* _EXERCISE PROMPT_: The answer is one number: how many lines in the data below hold "Lavado".
%%
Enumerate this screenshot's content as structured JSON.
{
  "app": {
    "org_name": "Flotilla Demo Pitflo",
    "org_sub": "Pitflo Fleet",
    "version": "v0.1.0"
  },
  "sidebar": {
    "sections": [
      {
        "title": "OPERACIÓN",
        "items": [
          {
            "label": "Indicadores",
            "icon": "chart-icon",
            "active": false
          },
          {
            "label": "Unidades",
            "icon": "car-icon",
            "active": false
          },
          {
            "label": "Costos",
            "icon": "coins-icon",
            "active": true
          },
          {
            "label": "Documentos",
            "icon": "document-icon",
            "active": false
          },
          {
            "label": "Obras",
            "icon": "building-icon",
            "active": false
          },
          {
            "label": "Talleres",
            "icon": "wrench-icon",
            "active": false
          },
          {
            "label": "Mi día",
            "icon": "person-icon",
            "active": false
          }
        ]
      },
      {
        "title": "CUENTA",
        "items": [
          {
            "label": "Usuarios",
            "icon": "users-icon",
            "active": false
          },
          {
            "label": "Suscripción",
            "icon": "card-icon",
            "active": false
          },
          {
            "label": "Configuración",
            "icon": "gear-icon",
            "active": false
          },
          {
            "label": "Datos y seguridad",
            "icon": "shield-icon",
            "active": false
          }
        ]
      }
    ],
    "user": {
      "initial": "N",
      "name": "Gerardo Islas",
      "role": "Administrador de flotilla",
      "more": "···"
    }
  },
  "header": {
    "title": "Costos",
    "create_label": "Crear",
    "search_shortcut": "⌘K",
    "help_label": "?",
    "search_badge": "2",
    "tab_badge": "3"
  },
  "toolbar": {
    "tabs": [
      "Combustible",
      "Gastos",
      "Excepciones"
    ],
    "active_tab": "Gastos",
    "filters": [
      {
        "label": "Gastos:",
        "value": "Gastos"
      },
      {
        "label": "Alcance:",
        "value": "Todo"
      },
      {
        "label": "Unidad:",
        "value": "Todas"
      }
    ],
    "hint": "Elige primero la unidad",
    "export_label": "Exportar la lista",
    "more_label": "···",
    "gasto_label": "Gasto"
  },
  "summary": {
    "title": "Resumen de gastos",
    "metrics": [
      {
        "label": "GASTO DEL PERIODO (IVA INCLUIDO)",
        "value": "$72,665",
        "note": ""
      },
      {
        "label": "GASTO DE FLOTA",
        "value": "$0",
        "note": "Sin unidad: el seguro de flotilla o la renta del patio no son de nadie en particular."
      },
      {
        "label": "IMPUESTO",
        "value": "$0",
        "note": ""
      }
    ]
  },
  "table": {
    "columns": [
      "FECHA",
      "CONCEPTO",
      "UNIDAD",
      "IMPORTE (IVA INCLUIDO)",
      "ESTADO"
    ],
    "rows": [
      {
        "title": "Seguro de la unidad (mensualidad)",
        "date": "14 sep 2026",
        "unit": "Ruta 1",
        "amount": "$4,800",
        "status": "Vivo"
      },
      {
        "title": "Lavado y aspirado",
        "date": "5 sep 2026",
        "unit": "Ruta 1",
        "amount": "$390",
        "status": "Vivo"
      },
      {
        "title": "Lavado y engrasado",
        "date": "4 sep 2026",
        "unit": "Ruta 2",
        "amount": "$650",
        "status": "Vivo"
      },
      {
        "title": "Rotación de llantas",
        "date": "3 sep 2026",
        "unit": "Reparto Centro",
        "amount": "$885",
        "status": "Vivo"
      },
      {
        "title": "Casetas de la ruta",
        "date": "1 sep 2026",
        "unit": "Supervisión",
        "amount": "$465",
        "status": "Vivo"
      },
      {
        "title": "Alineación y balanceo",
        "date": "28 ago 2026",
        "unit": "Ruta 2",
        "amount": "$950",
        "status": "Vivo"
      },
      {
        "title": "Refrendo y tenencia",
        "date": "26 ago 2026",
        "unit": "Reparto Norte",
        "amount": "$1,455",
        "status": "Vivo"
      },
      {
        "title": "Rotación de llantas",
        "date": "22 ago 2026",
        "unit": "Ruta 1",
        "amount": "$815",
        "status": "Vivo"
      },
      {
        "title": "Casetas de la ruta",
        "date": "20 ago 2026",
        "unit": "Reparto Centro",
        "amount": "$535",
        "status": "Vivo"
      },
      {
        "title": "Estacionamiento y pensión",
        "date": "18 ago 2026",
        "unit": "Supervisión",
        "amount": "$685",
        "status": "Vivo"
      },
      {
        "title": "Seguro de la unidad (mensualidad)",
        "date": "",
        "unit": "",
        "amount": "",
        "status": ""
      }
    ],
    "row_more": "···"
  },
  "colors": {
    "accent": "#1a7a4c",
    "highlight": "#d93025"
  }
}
%%
* _OUTPUT FOR THIS TASK_: 2